What is expected: Retype the part of the rtree forum thread below, starting at "Well, that's got" and ending at "describes the geometry.".

Text shown:
After query function works, there are values in matchPoints.
first one is point, and second one looks like some indexing number.
I don't know what second one means.
Q. and I also curious about result of matchPoints. After query function works, there are values in matchPoints. first one is point, and second one looks like some indexing number. I don't know what second one means.
Well, that's got to be a data member in your value type. What is in it depends solely on what you inserted into the rtree. it wouldn't surprise me if it was an ID that describes the geometry.
Since you do not even show the type of RT, we can only assume it is the same as nextRT. If so, we can assume that value is likely a pair like pair<box, unsigned> (because of what you insert). So, look at what got inserted for the unsigned value of the pair in RT...
Q.
if (bg::distance(p, matchPoints.back().first) > 3) matchPoints.pop_back();
else {
pointList.push_back(make_pair(keypoints[j + 1][i].pt.x, keypoints[j + 1][i].pt.y));
rtree.remove(matchPoints.back());
}
Simplify your code! Distilling the requirements:
It looks to me that for 4 sets of "key points", you want to create 4 rtrees containing all those key points with sequentially increasing ids.
Also for those 4 sets of "key points", you want to create a list of key points for which a geometry can be found with a radius of 3.
As a side-effect, remove those closely-matching geometries from the original rtree RT.
DECISION: Because these tasks are independent, let's do them separate:
// making up types that match the usage in your code:
struct keypoint_t { point pt; };
std::array<std::vector<keypoint_t>, 4> keypoints;
Now, let's do the tasks:
Note how RT is not used here:
for (auto const& current_key_set : keypoints) {
bgi::rtree< value, bgi::quadratic<16> > nextRT; // use a better name...
int i = 0;
for (auto const& kpd : current_key_set)
nextRT.insert(std::make_pair(kpd.pt, i++));
}
Creating the vector containing matched key-points (those with near geometries in RT):
for (auto const& current_key_set : keypoints) {
std::vector<point> matched_key_points;
for (auto const& kpd : current_key_set) {
point p = kpd.pt;
value match;
if (!RT.query(bgi::nearest(p, 1), &match))
continue;
if (bg::distance(p, match.first) <= 3) {
matched_key_points.push_back(p);
RT.remove(match);
}
}
}
Ironically, removing the matching geometries from RT became a bit of a minor issue in this: you can either delete by iterator or by a value. In this case, we use the overload that takes a value.

Provided data:
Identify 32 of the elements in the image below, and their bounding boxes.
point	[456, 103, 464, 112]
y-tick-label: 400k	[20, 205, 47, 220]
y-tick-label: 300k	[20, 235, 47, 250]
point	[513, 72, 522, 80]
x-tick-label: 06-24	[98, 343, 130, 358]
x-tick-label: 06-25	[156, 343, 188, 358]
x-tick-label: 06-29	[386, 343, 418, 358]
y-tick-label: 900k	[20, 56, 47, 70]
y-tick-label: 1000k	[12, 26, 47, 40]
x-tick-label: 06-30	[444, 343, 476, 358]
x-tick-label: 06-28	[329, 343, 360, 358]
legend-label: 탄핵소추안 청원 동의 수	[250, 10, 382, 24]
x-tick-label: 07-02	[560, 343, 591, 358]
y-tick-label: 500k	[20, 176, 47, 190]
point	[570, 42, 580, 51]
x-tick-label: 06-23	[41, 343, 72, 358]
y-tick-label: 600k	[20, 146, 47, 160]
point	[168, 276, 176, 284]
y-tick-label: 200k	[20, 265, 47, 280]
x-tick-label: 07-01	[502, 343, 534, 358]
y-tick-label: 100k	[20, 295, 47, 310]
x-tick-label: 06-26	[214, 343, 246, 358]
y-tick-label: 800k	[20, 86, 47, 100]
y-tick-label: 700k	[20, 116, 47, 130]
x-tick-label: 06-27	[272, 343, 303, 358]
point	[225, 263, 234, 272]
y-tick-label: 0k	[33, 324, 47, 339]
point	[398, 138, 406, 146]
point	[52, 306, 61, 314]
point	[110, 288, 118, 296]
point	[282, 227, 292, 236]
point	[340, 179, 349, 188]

Complete output:
Well, that's got to be a data member in your value type. What is in it depends solely on what you inserted into the rtree. it wouldn't surprise me if it was an ID that describes the geometry.